* start PROVIDED RECORDS *

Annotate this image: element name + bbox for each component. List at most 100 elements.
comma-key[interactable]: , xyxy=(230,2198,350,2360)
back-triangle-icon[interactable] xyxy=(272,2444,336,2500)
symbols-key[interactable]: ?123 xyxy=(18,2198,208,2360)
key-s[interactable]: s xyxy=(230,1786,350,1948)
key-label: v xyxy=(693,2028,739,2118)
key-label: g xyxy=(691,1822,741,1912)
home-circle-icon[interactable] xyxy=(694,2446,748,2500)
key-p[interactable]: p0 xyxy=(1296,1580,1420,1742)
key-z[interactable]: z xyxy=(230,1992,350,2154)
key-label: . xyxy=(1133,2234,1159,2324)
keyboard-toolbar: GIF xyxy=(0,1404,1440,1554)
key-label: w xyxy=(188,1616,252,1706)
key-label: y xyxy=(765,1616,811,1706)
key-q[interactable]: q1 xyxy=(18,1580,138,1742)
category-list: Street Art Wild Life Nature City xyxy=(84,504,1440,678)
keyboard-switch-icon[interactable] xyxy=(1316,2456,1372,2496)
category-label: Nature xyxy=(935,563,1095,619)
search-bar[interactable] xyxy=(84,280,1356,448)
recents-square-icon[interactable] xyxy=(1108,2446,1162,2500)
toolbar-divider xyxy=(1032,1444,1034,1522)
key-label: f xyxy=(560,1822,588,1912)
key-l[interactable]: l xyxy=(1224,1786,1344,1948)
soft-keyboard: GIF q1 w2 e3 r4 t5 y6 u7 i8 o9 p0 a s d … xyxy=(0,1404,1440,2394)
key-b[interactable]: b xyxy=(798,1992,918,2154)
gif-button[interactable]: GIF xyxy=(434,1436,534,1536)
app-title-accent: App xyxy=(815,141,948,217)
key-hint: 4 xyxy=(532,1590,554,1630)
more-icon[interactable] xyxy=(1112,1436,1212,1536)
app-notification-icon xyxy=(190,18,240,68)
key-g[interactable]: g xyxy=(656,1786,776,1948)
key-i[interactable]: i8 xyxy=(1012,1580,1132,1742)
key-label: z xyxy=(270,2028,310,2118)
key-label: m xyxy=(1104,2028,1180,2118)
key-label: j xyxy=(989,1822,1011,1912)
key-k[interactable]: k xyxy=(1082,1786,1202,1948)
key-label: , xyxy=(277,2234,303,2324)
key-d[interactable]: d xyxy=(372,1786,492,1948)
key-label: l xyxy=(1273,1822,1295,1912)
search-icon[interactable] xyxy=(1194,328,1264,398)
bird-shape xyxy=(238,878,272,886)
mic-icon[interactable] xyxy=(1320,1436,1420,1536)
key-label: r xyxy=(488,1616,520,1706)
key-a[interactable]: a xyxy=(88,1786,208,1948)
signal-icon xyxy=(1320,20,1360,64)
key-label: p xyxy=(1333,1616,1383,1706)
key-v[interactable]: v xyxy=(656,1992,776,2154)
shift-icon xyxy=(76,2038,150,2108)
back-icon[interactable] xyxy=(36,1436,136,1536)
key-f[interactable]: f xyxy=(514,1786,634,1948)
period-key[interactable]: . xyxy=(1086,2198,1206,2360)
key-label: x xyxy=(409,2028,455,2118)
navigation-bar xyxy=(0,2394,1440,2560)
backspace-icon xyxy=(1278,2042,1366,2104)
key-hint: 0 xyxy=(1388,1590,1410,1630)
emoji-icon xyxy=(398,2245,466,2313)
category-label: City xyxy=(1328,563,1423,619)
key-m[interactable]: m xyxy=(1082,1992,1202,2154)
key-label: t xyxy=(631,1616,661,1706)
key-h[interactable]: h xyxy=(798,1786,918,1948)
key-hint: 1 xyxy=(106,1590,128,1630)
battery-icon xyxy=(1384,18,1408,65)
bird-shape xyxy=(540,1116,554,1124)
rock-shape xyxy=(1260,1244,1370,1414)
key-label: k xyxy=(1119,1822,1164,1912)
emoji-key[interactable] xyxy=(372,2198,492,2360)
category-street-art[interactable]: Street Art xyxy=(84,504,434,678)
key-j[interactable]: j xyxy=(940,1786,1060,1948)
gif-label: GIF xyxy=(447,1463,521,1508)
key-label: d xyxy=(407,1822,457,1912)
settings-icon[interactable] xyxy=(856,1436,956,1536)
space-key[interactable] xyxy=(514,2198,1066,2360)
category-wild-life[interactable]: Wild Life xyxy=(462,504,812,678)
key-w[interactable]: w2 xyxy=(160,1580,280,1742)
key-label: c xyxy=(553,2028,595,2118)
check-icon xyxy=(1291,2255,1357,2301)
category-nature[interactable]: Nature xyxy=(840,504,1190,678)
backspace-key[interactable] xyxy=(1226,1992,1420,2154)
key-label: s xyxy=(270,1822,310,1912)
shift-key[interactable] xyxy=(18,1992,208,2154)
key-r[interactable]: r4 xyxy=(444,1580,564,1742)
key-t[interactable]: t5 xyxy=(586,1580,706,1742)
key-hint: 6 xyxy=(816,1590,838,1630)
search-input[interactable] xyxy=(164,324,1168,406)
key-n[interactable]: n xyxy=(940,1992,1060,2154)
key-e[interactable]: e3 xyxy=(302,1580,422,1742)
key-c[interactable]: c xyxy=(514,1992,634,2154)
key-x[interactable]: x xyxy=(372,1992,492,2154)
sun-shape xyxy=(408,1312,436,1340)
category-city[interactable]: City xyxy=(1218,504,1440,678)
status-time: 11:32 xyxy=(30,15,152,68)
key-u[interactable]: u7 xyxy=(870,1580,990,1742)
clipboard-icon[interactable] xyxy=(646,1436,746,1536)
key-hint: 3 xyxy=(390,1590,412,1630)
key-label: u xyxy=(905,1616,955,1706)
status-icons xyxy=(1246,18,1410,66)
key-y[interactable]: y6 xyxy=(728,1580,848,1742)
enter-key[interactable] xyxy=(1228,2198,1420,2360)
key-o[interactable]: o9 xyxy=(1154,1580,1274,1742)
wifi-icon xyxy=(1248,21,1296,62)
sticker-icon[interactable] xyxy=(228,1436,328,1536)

* end PROVIDED RECORDS *

» INSTRUCTION
Repeat the records word for word, from the start up to and including the line that contains "key-label: v xyxy=(693,2028,739,2118)".

» SOLUTION TO THIS EXERCISE
Annotate this image: element name + bbox for each component. List at most 100 elements.
comma-key[interactable]: , xyxy=(230,2198,350,2360)
back-triangle-icon[interactable] xyxy=(272,2444,336,2500)
symbols-key[interactable]: ?123 xyxy=(18,2198,208,2360)
key-s[interactable]: s xyxy=(230,1786,350,1948)
key-label: v xyxy=(693,2028,739,2118)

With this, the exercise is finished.